All entries are to be quoted exactly; the images stay out of the copy.

● Data for processing:
━━━

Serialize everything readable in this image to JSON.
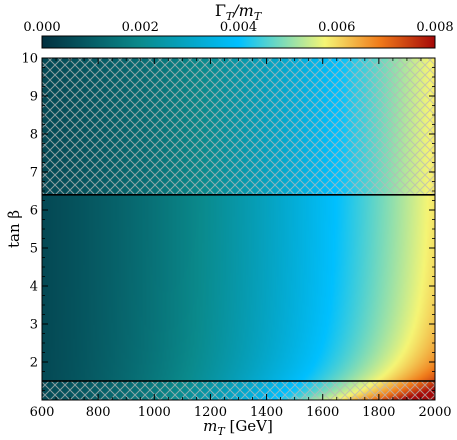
{
  "chart_data": {
    "type": "heatmap",
    "title": "",
    "colorbar": {
      "label_main": "Γ",
      "label_sub1": "T",
      "label_slash": "/m",
      "label_sub2": "T",
      "range": [
        0.0,
        0.008
      ],
      "ticks": [
        "0.000",
        "0.002",
        "0.004",
        "0.006",
        "0.008"
      ],
      "tick_values": [
        0.0,
        0.002,
        0.004,
        0.006,
        0.008
      ],
      "colors": [
        "#02303f",
        "#0a8a8c",
        "#00c0ff",
        "#f5f575",
        "#f07a1a",
        "#a50808"
      ],
      "placement": "top"
    },
    "x": {
      "label_var": "m",
      "label_sub": "T",
      "label_unit": " [GeV]",
      "range": [
        600,
        2000
      ],
      "ticks": [
        "600",
        "800",
        "1000",
        "1200",
        "1400",
        "1600",
        "1800",
        "2000"
      ],
      "tick_values": [
        600,
        800,
        1000,
        1200,
        1400,
        1600,
        1800,
        2000
      ]
    },
    "y": {
      "label": "tan β",
      "range": [
        1.0,
        10.0
      ],
      "ticks": [
        "2",
        "3",
        "4",
        "5",
        "6",
        "7",
        "8",
        "9",
        "10"
      ],
      "tick_values": [
        2,
        3,
        4,
        5,
        6,
        7,
        8,
        9,
        10
      ]
    },
    "excluded_regions": [
      {
        "name": "excluded-high-tanb",
        "y_range": [
          6.4,
          10.0
        ]
      },
      {
        "name": "excluded-low-tanb",
        "y_range": [
          1.0,
          1.5
        ]
      }
    ],
    "grid": false
  }
}
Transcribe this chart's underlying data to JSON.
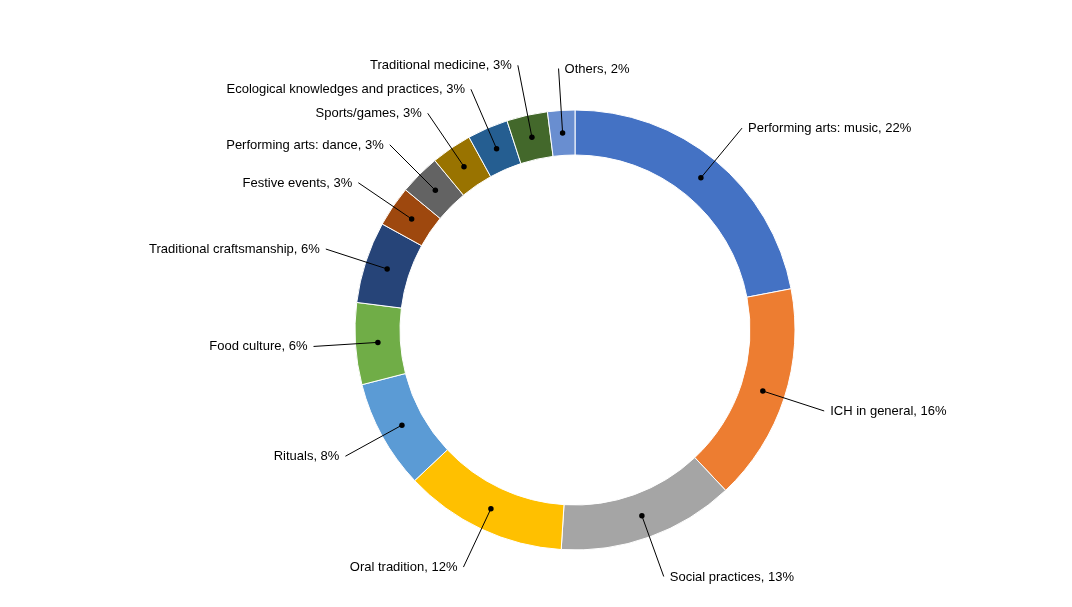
{
  "chart_data": {
    "type": "donut",
    "categories": [
      "Performing arts: music",
      "ICH in general",
      "Social practices",
      "Oral tradition",
      "Rituals",
      "Food culture",
      "Traditional craftsmanship",
      "Festive events",
      "Performing arts: dance",
      "Sports/games",
      "Ecological knowledges and practices",
      "Traditional medicine",
      "Others"
    ],
    "values": [
      22,
      16,
      13,
      12,
      8,
      6,
      6,
      3,
      3,
      3,
      3,
      3,
      2
    ],
    "value_labels": [
      "22%",
      "16%",
      "13%",
      "12%",
      "8%",
      "6%",
      "6%",
      "3%",
      "3%",
      "3%",
      "3%",
      "3%",
      "2%"
    ],
    "colors": [
      "#4472c4",
      "#ed7d31",
      "#a5a5a5",
      "#ffc000",
      "#5b9bd5",
      "#70ad47",
      "#264478",
      "#9e480e",
      "#636363",
      "#997300",
      "#255e91",
      "#43682b",
      "#698ed0"
    ]
  }
}
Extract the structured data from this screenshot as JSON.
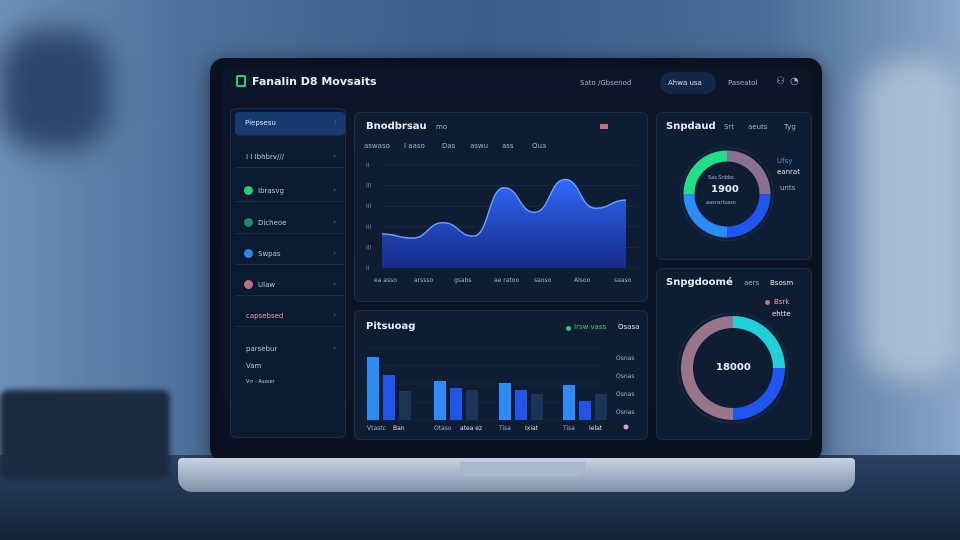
{
  "header": {
    "title": "Fanalin D8 Movsaits",
    "nav": [
      "Sato /Gbsenod",
      "Ahwa usa",
      "Paseatol"
    ],
    "active_nav": "Ahwa usa"
  },
  "sidebar": {
    "items": [
      {
        "label": "Piepsesu",
        "active": true
      },
      {
        "label": "I I Ibhbrv///"
      },
      {
        "label": "Ibrasvg",
        "dot": "#22d07a"
      },
      {
        "label": "Dicheoe",
        "dot": "#1a8a72"
      },
      {
        "label": "Swpas",
        "dot": "#2a86f0"
      },
      {
        "label": "Ulaw",
        "dot": "#c46a86"
      },
      {
        "label": "capsebsed"
      },
      {
        "label": "parsebur"
      },
      {
        "label": "Vam"
      },
      {
        "label": "Vrr - Assser"
      }
    ]
  },
  "line_panel": {
    "title": "Bnodbrsau",
    "subtitle": "mo",
    "tabs": [
      "aswaso",
      "I aaso",
      "Das",
      "aswu",
      "ass",
      "Oua"
    ],
    "y_ticks": [
      "II",
      "III",
      "III",
      "III",
      "III",
      "II"
    ],
    "x_ticks": [
      "ea asso",
      "arssso",
      "gsabs",
      "ae ratoo",
      "saoso",
      "Alsoo",
      "saaso"
    ],
    "values": [
      1.65,
      1.45,
      2.2,
      1.55,
      3.9,
      2.7,
      4.3,
      2.9,
      3.3
    ],
    "accent": "#2f6bff"
  },
  "bar_panel": {
    "title": "Pitsuoag",
    "legend": "Irsw vass",
    "legend_right": "Osasa",
    "y_ticks": [
      "Osnas",
      "Osnas",
      "Osnas",
      "Osnas"
    ],
    "categories": [
      [
        "Vtastc",
        "Ban"
      ],
      [
        "Otaso",
        "atea ez"
      ],
      [
        "Tisa",
        "Ixiat"
      ],
      [
        "Tisa",
        "Ielat"
      ]
    ],
    "series_colors": [
      "#2d8cf5",
      "#1f55e8",
      "#1c3556"
    ],
    "values": [
      [
        63,
        45,
        29
      ],
      [
        39,
        32,
        30
      ],
      [
        37,
        30,
        26
      ],
      [
        35,
        19,
        26
      ]
    ]
  },
  "donut1": {
    "title": "Snpdaud",
    "subtitle": "Srt",
    "right_labels": [
      "aeuts",
      "Tyg"
    ],
    "legend": [
      "Ufsy",
      "eanrat",
      "unts"
    ],
    "center_top": "Sas Snbbs",
    "center_value": "1900",
    "center_bottom": "aasnsrtsaso",
    "segments": [
      {
        "color": "#22e08a",
        "value": 25
      },
      {
        "color": "#8c7090",
        "value": 25
      },
      {
        "color": "#1f55f0",
        "value": 25
      },
      {
        "color": "#2a8cf5",
        "value": 25
      }
    ]
  },
  "donut2": {
    "title": "Snpgdoomé",
    "right_labels": [
      "aers",
      "Bsosm"
    ],
    "legend": [
      "Bsrk",
      "ehtte"
    ],
    "center_value": "18000",
    "segments": [
      {
        "color": "#20d0d8",
        "value": 25
      },
      {
        "color": "#1f55f0",
        "value": 25
      },
      {
        "color": "#9a7488",
        "value": 50
      }
    ]
  }
}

━━━

● Full response:
Serialize everything readable in this image to JSON.
{
  "chart_data": {
    "type": "heatmap",
    "title": "",
    "colorbar": {
      "label_main": "Γ",
      "label_sub1": "T",
      "label_slash": "/m",
      "label_sub2": "T",
      "range": [
        0.0,
        0.008
      ],
      "ticks": [
        "0.000",
        "0.002",
        "0.004",
        "0.006",
        "0.008"
      ],
      "tick_values": [
        0.0,
        0.002,
        0.004,
        0.006,
        0.008
      ],
      "colors": [
        "#02303f",
        "#0a8a8c",
        "#00c0ff",
        "#f5f575",
        "#f07a1a",
        "#a50808"
      ],
      "placement": "top"
    },
    "x": {
      "label_var": "m",
      "label_sub": "T",
      "label_unit": " [GeV]",
      "range": [
        600,
        2000
      ],
      "ticks": [
        "600",
        "800",
        "1000",
        "1200",
        "1400",
        "1600",
        "1800",
        "2000"
      ],
      "tick_values": [
        600,
        800,
        1000,
        1200,
        1400,
        1600,
        1800,
        2000
      ]
    },
    "y": {
      "label": "tan β",
      "range": [
        1.0,
        10.0
      ],
      "ticks": [
        "2",
        "3",
        "4",
        "5",
        "6",
        "7",
        "8",
        "9",
        "10"
      ],
      "tick_values": [
        2,
        3,
        4,
        5,
        6,
        7,
        8,
        9,
        10
      ]
    },
    "excluded_regions": [
      {
        "name": "excluded-high-tanb",
        "y_range": [
          6.4,
          10.0
        ]
      },
      {
        "name": "excluded-low-tanb",
        "y_range": [
          1.0,
          1.5
        ]
      }
    ],
    "grid": false
  }
}
Transcribe this chart's underlying data to JSON.
{
  "chart_data": {
    "type": "donut",
    "categories": [
      "Performing arts: music",
      "ICH in general",
      "Social practices",
      "Oral tradition",
      "Rituals",
      "Food culture",
      "Traditional craftsmanship",
      "Festive events",
      "Performing arts: dance",
      "Sports/games",
      "Ecological knowledges and practices",
      "Traditional medicine",
      "Others"
    ],
    "values": [
      22,
      16,
      13,
      12,
      8,
      6,
      6,
      3,
      3,
      3,
      3,
      3,
      2
    ],
    "value_labels": [
      "22%",
      "16%",
      "13%",
      "12%",
      "8%",
      "6%",
      "6%",
      "3%",
      "3%",
      "3%",
      "3%",
      "3%",
      "2%"
    ],
    "colors": [
      "#4472c4",
      "#ed7d31",
      "#a5a5a5",
      "#ffc000",
      "#5b9bd5",
      "#70ad47",
      "#264478",
      "#9e480e",
      "#636363",
      "#997300",
      "#255e91",
      "#43682b",
      "#698ed0"
    ]
  }
}
Extract the structured data from this screenshot as JSON.
{
  "header": {
    "title": "Fanalin D8 Movsaits",
    "nav": [
      "Sato /Gbsenod",
      "Ahwa usa",
      "Paseatol"
    ],
    "active_nav": "Ahwa usa"
  },
  "sidebar": {
    "items": [
      {
        "label": "Piepsesu",
        "active": true
      },
      {
        "label": "I I Ibhbrv///"
      },
      {
        "label": "Ibrasvg",
        "dot": "#22d07a"
      },
      {
        "label": "Dicheoe",
        "dot": "#1a8a72"
      },
      {
        "label": "Swpas",
        "dot": "#2a86f0"
      },
      {
        "label": "Ulaw",
        "dot": "#c46a86"
      },
      {
        "label": "capsebsed"
      },
      {
        "label": "parsebur"
      },
      {
        "label": "Vam"
      },
      {
        "label": "Vrr - Assser"
      }
    ]
  },
  "line_panel": {
    "title": "Bnodbrsau",
    "subtitle": "mo",
    "tabs": [
      "aswaso",
      "I aaso",
      "Das",
      "aswu",
      "ass",
      "Oua"
    ],
    "y_ticks": [
      "II",
      "III",
      "III",
      "III",
      "III",
      "II"
    ],
    "x_ticks": [
      "ea asso",
      "arssso",
      "gsabs",
      "ae ratoo",
      "saoso",
      "Alsoo",
      "saaso"
    ],
    "values": [
      1.65,
      1.45,
      2.2,
      1.55,
      3.9,
      2.7,
      4.3,
      2.9,
      3.3
    ],
    "accent": "#2f6bff"
  },
  "bar_panel": {
    "title": "Pitsuoag",
    "legend": "Irsw vass",
    "legend_right": "Osasa",
    "y_ticks": [
      "Osnas",
      "Osnas",
      "Osnas",
      "Osnas"
    ],
    "categories": [
      [
        "Vtastc",
        "Ban"
      ],
      [
        "Otaso",
        "atea ez"
      ],
      [
        "Tisa",
        "Ixiat"
      ],
      [
        "Tisa",
        "Ielat"
      ]
    ],
    "series_colors": [
      "#2d8cf5",
      "#1f55e8",
      "#1c3556"
    ],
    "values": [
      [
        63,
        45,
        29
      ],
      [
        39,
        32,
        30
      ],
      [
        37,
        30,
        26
      ],
      [
        35,
        19,
        26
      ]
    ]
  },
  "donut1": {
    "title": "Snpdaud",
    "subtitle": "Srt",
    "right_labels": [
      "aeuts",
      "Tyg"
    ],
    "legend": [
      "Ufsy",
      "eanrat",
      "unts"
    ],
    "center_top": "Sas Snbbs",
    "center_value": "1900",
    "center_bottom": "aasnsrtsaso",
    "segments": [
      {
        "color": "#22e08a",
        "value": 25
      },
      {
        "color": "#8c7090",
        "value": 25
      },
      {
        "color": "#1f55f0",
        "value": 25
      },
      {
        "color": "#2a8cf5",
        "value": 25
      }
    ]
  },
  "donut2": {
    "title": "Snpgdoomé",
    "right_labels": [
      "aers",
      "Bsosm"
    ],
    "legend": [
      "Bsrk",
      "ehtte"
    ],
    "center_value": "18000",
    "segments": [
      {
        "color": "#20d0d8",
        "value": 25
      },
      {
        "color": "#1f55f0",
        "value": 25
      },
      {
        "color": "#9a7488",
        "value": 50
      }
    ]
  }
}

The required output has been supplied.